__Aim__:
All of the lines below are to be transcribed faithfully, with pictures excluded from the copy.

__Supplied records__:

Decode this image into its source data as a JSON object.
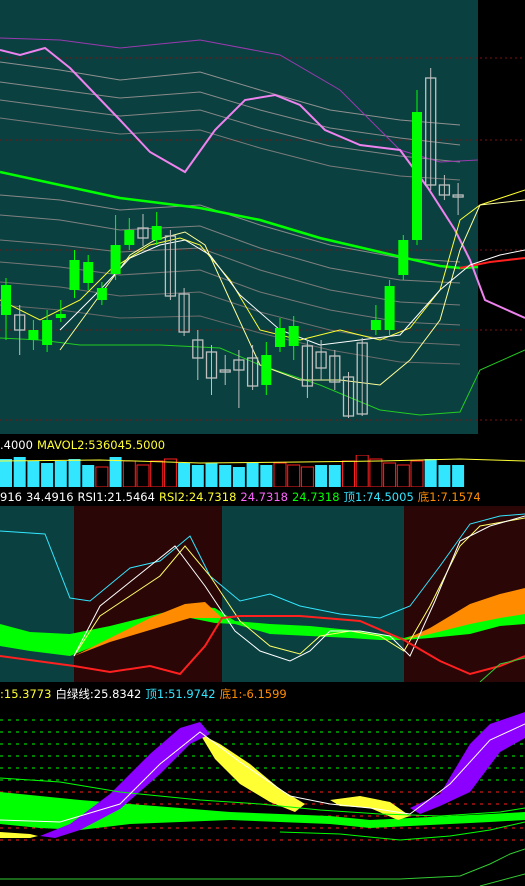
{
  "colors": {
    "up": "#00ff00",
    "down": "#c0c0c0",
    "teal": "#0a4040",
    "maroon": "#2a0606",
    "yellow": "#ffff33",
    "cyan": "#33e6ff",
    "red": "#ff2020",
    "pink": "#ee82ee",
    "orange": "#ff8c00",
    "purple": "#8b00ff"
  },
  "volume_info": {
    "left": ".4000",
    "mavol2": "MAVOL2:536045.5000"
  },
  "rsi_info": {
    "prefix": "916",
    "v1": "34.4916",
    "rsi1": "RSI1:21.5464",
    "rsi2": "RSI2:24.7318",
    "v2": "24.7318",
    "v3": "24.7318",
    "top": "顶1:74.5005",
    "bottom": "底1:7.1574"
  },
  "macd_info": {
    "v1": ":15.3773",
    "whitegreen": "白绿线:25.8342",
    "top": "顶1:51.9742",
    "bottom": "底1:-6.1599"
  },
  "chart_data": [
    {
      "type": "candlestick",
      "panel": "price",
      "candles": [
        {
          "o": 315,
          "c": 285,
          "h": 278,
          "l": 340
        },
        {
          "o": 315,
          "c": 330,
          "h": 305,
          "l": 355
        },
        {
          "o": 340,
          "c": 330,
          "h": 320,
          "l": 350
        },
        {
          "o": 345,
          "c": 320,
          "h": 310,
          "l": 352
        },
        {
          "o": 318,
          "c": 314,
          "h": 300,
          "l": 322
        },
        {
          "o": 290,
          "c": 260,
          "h": 250,
          "l": 298
        },
        {
          "o": 283,
          "c": 262,
          "h": 255,
          "l": 290
        },
        {
          "o": 300,
          "c": 288,
          "h": 282,
          "l": 305
        },
        {
          "o": 274,
          "c": 245,
          "h": 215,
          "l": 280
        },
        {
          "o": 245,
          "c": 230,
          "h": 218,
          "l": 250
        },
        {
          "o": 228,
          "c": 238,
          "h": 214,
          "l": 246
        },
        {
          "o": 240,
          "c": 226,
          "h": 212,
          "l": 245
        },
        {
          "o": 236,
          "c": 296,
          "h": 230,
          "l": 300
        },
        {
          "o": 294,
          "c": 332,
          "h": 288,
          "l": 336
        },
        {
          "o": 340,
          "c": 358,
          "h": 330,
          "l": 380
        },
        {
          "o": 352,
          "c": 378,
          "h": 345,
          "l": 395
        },
        {
          "o": 370,
          "c": 372,
          "h": 355,
          "l": 385
        },
        {
          "o": 360,
          "c": 370,
          "h": 350,
          "l": 408
        },
        {
          "o": 358,
          "c": 386,
          "h": 345,
          "l": 390
        },
        {
          "o": 385,
          "c": 355,
          "h": 342,
          "l": 395
        },
        {
          "o": 347,
          "c": 328,
          "h": 318,
          "l": 352
        },
        {
          "o": 346,
          "c": 326,
          "h": 316,
          "l": 360
        },
        {
          "o": 346,
          "c": 386,
          "h": 340,
          "l": 398
        },
        {
          "o": 352,
          "c": 368,
          "h": 340,
          "l": 380
        },
        {
          "o": 356,
          "c": 382,
          "h": 350,
          "l": 390
        },
        {
          "o": 377,
          "c": 416,
          "h": 372,
          "l": 418
        },
        {
          "o": 343,
          "c": 414,
          "h": 338,
          "l": 416
        },
        {
          "o": 330,
          "c": 320,
          "h": 305,
          "l": 335
        },
        {
          "o": 330,
          "c": 286,
          "h": 280,
          "l": 335
        },
        {
          "o": 275,
          "c": 240,
          "h": 235,
          "l": 280
        },
        {
          "o": 240,
          "c": 112,
          "h": 90,
          "l": 245
        },
        {
          "o": 78,
          "c": 185,
          "h": 68,
          "l": 190
        },
        {
          "o": 185,
          "c": 195,
          "h": 175,
          "l": 200
        },
        {
          "o": 195,
          "c": 197,
          "h": 183,
          "l": 215
        }
      ]
    },
    {
      "type": "bar",
      "panel": "volume",
      "values": [
        28,
        30,
        26,
        24,
        26,
        28,
        22,
        20,
        30,
        26,
        22,
        26,
        28,
        24,
        22,
        24,
        22,
        20,
        24,
        22,
        24,
        22,
        20,
        22,
        22,
        26,
        32,
        28,
        24,
        22,
        26,
        28,
        22,
        22
      ]
    },
    {
      "type": "line",
      "panel": "rsi",
      "series": [
        "RSI1",
        "RSI2"
      ]
    },
    {
      "type": "area",
      "panel": "macd"
    }
  ]
}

__Output__:
Decode this image into its source data as a JSON object.
{
  "colors": {
    "up": "#00ff00",
    "down": "#c0c0c0",
    "teal": "#0a4040",
    "maroon": "#2a0606",
    "yellow": "#ffff33",
    "cyan": "#33e6ff",
    "red": "#ff2020",
    "pink": "#ee82ee",
    "orange": "#ff8c00",
    "purple": "#8b00ff"
  },
  "volume_info": {
    "left": ".4000",
    "mavol2": "MAVOL2:536045.5000"
  },
  "rsi_info": {
    "prefix": "916",
    "v1": "34.4916",
    "rsi1": "RSI1:21.5464",
    "rsi2": "RSI2:24.7318",
    "v2": "24.7318",
    "v3": "24.7318",
    "top": "顶1:74.5005",
    "bottom": "底1:7.1574"
  },
  "macd_info": {
    "v1": ":15.3773",
    "whitegreen": "白绿线:25.8342",
    "top": "顶1:51.9742",
    "bottom": "底1:-6.1599"
  },
  "chart_data": [
    {
      "type": "candlestick",
      "panel": "price",
      "candles": [
        {
          "o": 315,
          "c": 285,
          "h": 278,
          "l": 340
        },
        {
          "o": 315,
          "c": 330,
          "h": 305,
          "l": 355
        },
        {
          "o": 340,
          "c": 330,
          "h": 320,
          "l": 350
        },
        {
          "o": 345,
          "c": 320,
          "h": 310,
          "l": 352
        },
        {
          "o": 318,
          "c": 314,
          "h": 300,
          "l": 322
        },
        {
          "o": 290,
          "c": 260,
          "h": 250,
          "l": 298
        },
        {
          "o": 283,
          "c": 262,
          "h": 255,
          "l": 290
        },
        {
          "o": 300,
          "c": 288,
          "h": 282,
          "l": 305
        },
        {
          "o": 274,
          "c": 245,
          "h": 215,
          "l": 280
        },
        {
          "o": 245,
          "c": 230,
          "h": 218,
          "l": 250
        },
        {
          "o": 228,
          "c": 238,
          "h": 214,
          "l": 246
        },
        {
          "o": 240,
          "c": 226,
          "h": 212,
          "l": 245
        },
        {
          "o": 236,
          "c": 296,
          "h": 230,
          "l": 300
        },
        {
          "o": 294,
          "c": 332,
          "h": 288,
          "l": 336
        },
        {
          "o": 340,
          "c": 358,
          "h": 330,
          "l": 380
        },
        {
          "o": 352,
          "c": 378,
          "h": 345,
          "l": 395
        },
        {
          "o": 370,
          "c": 372,
          "h": 355,
          "l": 385
        },
        {
          "o": 360,
          "c": 370,
          "h": 350,
          "l": 408
        },
        {
          "o": 358,
          "c": 386,
          "h": 345,
          "l": 390
        },
        {
          "o": 385,
          "c": 355,
          "h": 342,
          "l": 395
        },
        {
          "o": 347,
          "c": 328,
          "h": 318,
          "l": 352
        },
        {
          "o": 346,
          "c": 326,
          "h": 316,
          "l": 360
        },
        {
          "o": 346,
          "c": 386,
          "h": 340,
          "l": 398
        },
        {
          "o": 352,
          "c": 368,
          "h": 340,
          "l": 380
        },
        {
          "o": 356,
          "c": 382,
          "h": 350,
          "l": 390
        },
        {
          "o": 377,
          "c": 416,
          "h": 372,
          "l": 418
        },
        {
          "o": 343,
          "c": 414,
          "h": 338,
          "l": 416
        },
        {
          "o": 330,
          "c": 320,
          "h": 305,
          "l": 335
        },
        {
          "o": 330,
          "c": 286,
          "h": 280,
          "l": 335
        },
        {
          "o": 275,
          "c": 240,
          "h": 235,
          "l": 280
        },
        {
          "o": 240,
          "c": 112,
          "h": 90,
          "l": 245
        },
        {
          "o": 78,
          "c": 185,
          "h": 68,
          "l": 190
        },
        {
          "o": 185,
          "c": 195,
          "h": 175,
          "l": 200
        },
        {
          "o": 195,
          "c": 197,
          "h": 183,
          "l": 215
        }
      ]
    },
    {
      "type": "bar",
      "panel": "volume",
      "values": [
        28,
        30,
        26,
        24,
        26,
        28,
        22,
        20,
        30,
        26,
        22,
        26,
        28,
        24,
        22,
        24,
        22,
        20,
        24,
        22,
        24,
        22,
        20,
        22,
        22,
        26,
        32,
        28,
        24,
        22,
        26,
        28,
        22,
        22
      ]
    },
    {
      "type": "line",
      "panel": "rsi",
      "series": [
        "RSI1",
        "RSI2"
      ]
    },
    {
      "type": "area",
      "panel": "macd"
    }
  ]
}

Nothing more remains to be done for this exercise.